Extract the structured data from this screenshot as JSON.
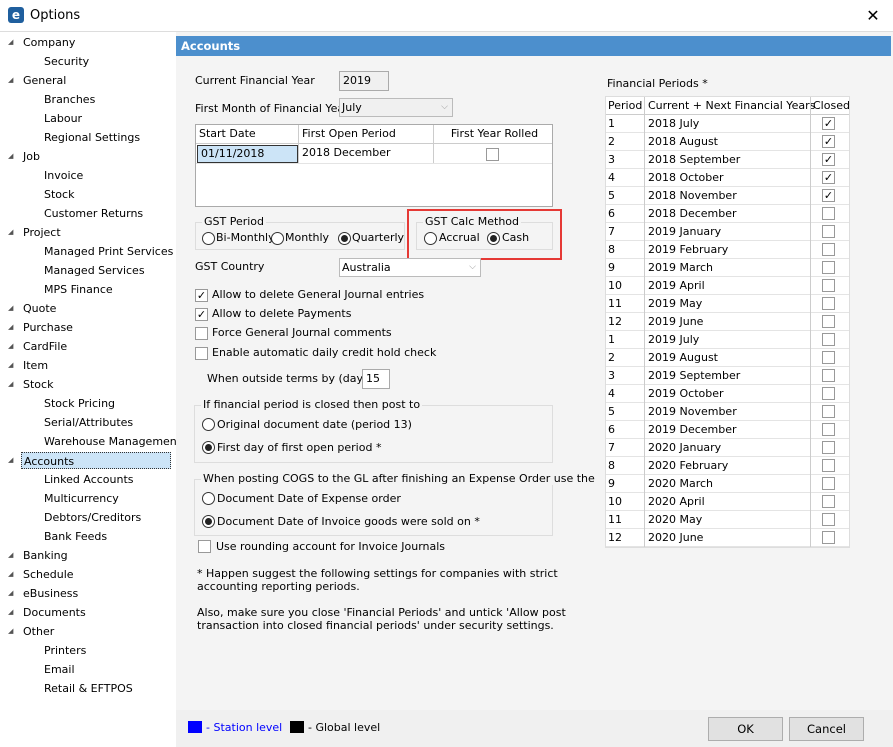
{
  "window": {
    "title": "Options",
    "close": "✕"
  },
  "sidebar": {
    "items": [
      {
        "label": "Company",
        "level": 0
      },
      {
        "label": "Security",
        "level": 1
      },
      {
        "label": "General",
        "level": 0
      },
      {
        "label": "Branches",
        "level": 1
      },
      {
        "label": "Labour",
        "level": 1
      },
      {
        "label": "Regional Settings",
        "level": 1
      },
      {
        "label": "Job",
        "level": 0
      },
      {
        "label": "Invoice",
        "level": 1
      },
      {
        "label": "Stock",
        "level": 1
      },
      {
        "label": "Customer Returns",
        "level": 1
      },
      {
        "label": "Project",
        "level": 0
      },
      {
        "label": "Managed Print Services",
        "level": 1
      },
      {
        "label": "Managed Services",
        "level": 1
      },
      {
        "label": "MPS Finance",
        "level": 1
      },
      {
        "label": "Quote",
        "level": 0
      },
      {
        "label": "Purchase",
        "level": 0
      },
      {
        "label": "CardFile",
        "level": 0
      },
      {
        "label": "Item",
        "level": 0
      },
      {
        "label": "Stock",
        "level": 0
      },
      {
        "label": "Stock Pricing",
        "level": 1
      },
      {
        "label": "Serial/Attributes",
        "level": 1
      },
      {
        "label": "Warehouse Management",
        "level": 1
      },
      {
        "label": "Accounts",
        "level": 0,
        "selected": true
      },
      {
        "label": "Linked Accounts",
        "level": 1
      },
      {
        "label": "Multicurrency",
        "level": 1
      },
      {
        "label": "Debtors/Creditors",
        "level": 1
      },
      {
        "label": "Bank Feeds",
        "level": 1
      },
      {
        "label": "Banking",
        "level": 0
      },
      {
        "label": "Schedule",
        "level": 0
      },
      {
        "label": "eBusiness",
        "level": 0
      },
      {
        "label": "Documents",
        "level": 0
      },
      {
        "label": "Other",
        "level": 0
      },
      {
        "label": "Printers",
        "level": 1
      },
      {
        "label": "Email",
        "level": 1
      },
      {
        "label": "Retail & EFTPOS",
        "level": 1
      }
    ]
  },
  "header": {
    "title": "Accounts"
  },
  "form": {
    "current_year_label": "Current Financial Year",
    "current_year": "2019",
    "first_month_label": "First Month of Financial Year",
    "first_month": "July",
    "grid": {
      "headers": [
        "Start Date",
        "First Open Period",
        "First Year Rolled"
      ],
      "start_date": "01/11/2018",
      "first_open": "2018 December",
      "rolled": false
    },
    "gst_period": {
      "label": "GST Period",
      "options": [
        "Bi-Monthly",
        "Monthly",
        "Quarterly"
      ],
      "selected": "Quarterly"
    },
    "gst_calc": {
      "label": "GST Calc Method",
      "options": [
        "Accrual",
        "Cash"
      ],
      "selected": "Cash",
      "highlight_color": "#e53935"
    },
    "gst_country_label": "GST Country",
    "gst_country": "Australia",
    "checks": [
      {
        "label": "Allow to delete General Journal entries",
        "checked": true
      },
      {
        "label": "Allow to delete Payments",
        "checked": true
      },
      {
        "label": "Force General Journal comments",
        "checked": false
      },
      {
        "label": "Enable automatic daily credit hold check",
        "checked": false
      }
    ],
    "outside_terms_label": "When outside terms by (days)",
    "outside_terms": "15",
    "closed_period": {
      "label": "If financial period is closed then post to",
      "options": [
        "Original document date (period 13)",
        "First day of first open period *"
      ],
      "selected": 1
    },
    "cogs": {
      "label": "When posting COGS to the GL after finishing an Expense Order use the",
      "options": [
        "Document Date of Expense order",
        "Document Date of Invoice goods were sold on *"
      ],
      "selected": 1
    },
    "rounding": {
      "label": "Use rounding account for Invoice Journals",
      "checked": false
    },
    "note1": "* Happen suggest the following settings for companies with strict accounting reporting periods.",
    "note2": "Also, make sure you close 'Financial Periods' and untick 'Allow post transaction into closed financial periods' under security settings."
  },
  "periods": {
    "title": "Financial Periods *",
    "headers": [
      "Period",
      "Current + Next Financial Years",
      "Closed"
    ],
    "rows": [
      [
        "1",
        "2018 July",
        true
      ],
      [
        "2",
        "2018 August",
        true
      ],
      [
        "3",
        "2018 September",
        true
      ],
      [
        "4",
        "2018 October",
        true
      ],
      [
        "5",
        "2018 November",
        true
      ],
      [
        "6",
        "2018 December",
        false
      ],
      [
        "7",
        "2019 January",
        false
      ],
      [
        "8",
        "2019 February",
        false
      ],
      [
        "9",
        "2019 March",
        false
      ],
      [
        "10",
        "2019 April",
        false
      ],
      [
        "11",
        "2019 May",
        false
      ],
      [
        "12",
        "2019 June",
        false
      ],
      [
        "1",
        "2019 July",
        false
      ],
      [
        "2",
        "2019 August",
        false
      ],
      [
        "3",
        "2019 September",
        false
      ],
      [
        "4",
        "2019 October",
        false
      ],
      [
        "5",
        "2019 November",
        false
      ],
      [
        "6",
        "2019 December",
        false
      ],
      [
        "7",
        "2020 January",
        false
      ],
      [
        "8",
        "2020 February",
        false
      ],
      [
        "9",
        "2020 March",
        false
      ],
      [
        "10",
        "2020 April",
        false
      ],
      [
        "11",
        "2020 May",
        false
      ],
      [
        "12",
        "2020 June",
        false
      ]
    ]
  },
  "footer": {
    "station_label": "- Station level",
    "station_color": "#0000ff",
    "global_label": "- Global level",
    "global_color": "#000000",
    "ok": "OK",
    "cancel": "Cancel"
  }
}
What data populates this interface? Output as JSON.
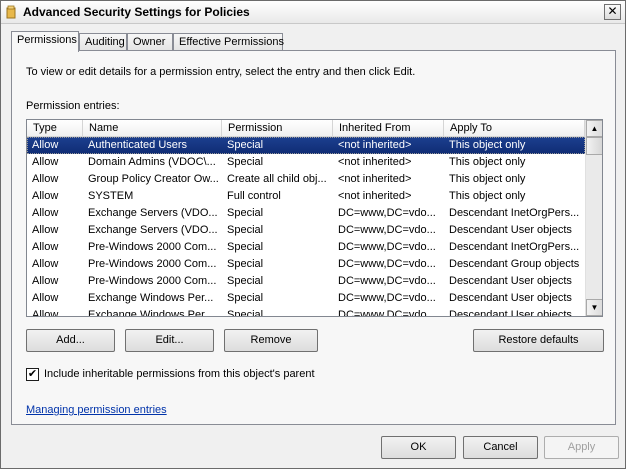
{
  "window": {
    "title": "Advanced Security Settings for Policies",
    "close_glyph": "✕"
  },
  "tabs": [
    {
      "label": "Permissions",
      "active": true
    },
    {
      "label": "Auditing",
      "active": false
    },
    {
      "label": "Owner",
      "active": false
    },
    {
      "label": "Effective Permissions",
      "active": false
    }
  ],
  "intro_text": "To view or edit details for a permission entry, select the entry and then click Edit.",
  "entries_label": "Permission entries:",
  "columns": [
    "Type",
    "Name",
    "Permission",
    "Inherited From",
    "Apply To"
  ],
  "rows": [
    [
      "Allow",
      "Authenticated Users",
      "Special",
      "<not inherited>",
      "This object only"
    ],
    [
      "Allow",
      "Domain Admins (VDOC\\...",
      "Special",
      "<not inherited>",
      "This object only"
    ],
    [
      "Allow",
      "Group Policy Creator Ow...",
      "Create all child obj...",
      "<not inherited>",
      "This object only"
    ],
    [
      "Allow",
      "SYSTEM",
      "Full control",
      "<not inherited>",
      "This object only"
    ],
    [
      "Allow",
      "Exchange Servers (VDO...",
      "Special",
      "DC=www,DC=vdo...",
      "Descendant InetOrgPers..."
    ],
    [
      "Allow",
      "Exchange Servers (VDO...",
      "Special",
      "DC=www,DC=vdo...",
      "Descendant User objects"
    ],
    [
      "Allow",
      "Pre-Windows 2000 Com...",
      "Special",
      "DC=www,DC=vdo...",
      "Descendant InetOrgPers..."
    ],
    [
      "Allow",
      "Pre-Windows 2000 Com...",
      "Special",
      "DC=www,DC=vdo...",
      "Descendant Group objects"
    ],
    [
      "Allow",
      "Pre-Windows 2000 Com...",
      "Special",
      "DC=www,DC=vdo...",
      "Descendant User objects"
    ],
    [
      "Allow",
      "Exchange Windows Per...",
      "Special",
      "DC=www,DC=vdo...",
      "Descendant User objects"
    ],
    [
      "Allow",
      "Exchange Windows Per...",
      "Special",
      "DC=www,DC=vdo...",
      "Descendant User objects"
    ]
  ],
  "selected_row": 0,
  "buttons": {
    "add": "Add...",
    "edit": "Edit...",
    "remove": "Remove",
    "restore": "Restore defaults",
    "ok": "OK",
    "cancel": "Cancel",
    "apply": "Apply"
  },
  "inherit_checkbox": {
    "label": "Include inheritable permissions from this object's parent",
    "checked": true,
    "glyph": "✔"
  },
  "help_link": "Managing permission entries",
  "scroll_glyphs": {
    "up": "▲",
    "down": "▼"
  }
}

Problem to solve >>
Check each line above for the word "Invoice" and copy the ones that have it.

Response >>
        "label": "Invoice",
        "Document Date of Invoice goods were sold on *"
      "label": "Use rounding account for Invoice Journals",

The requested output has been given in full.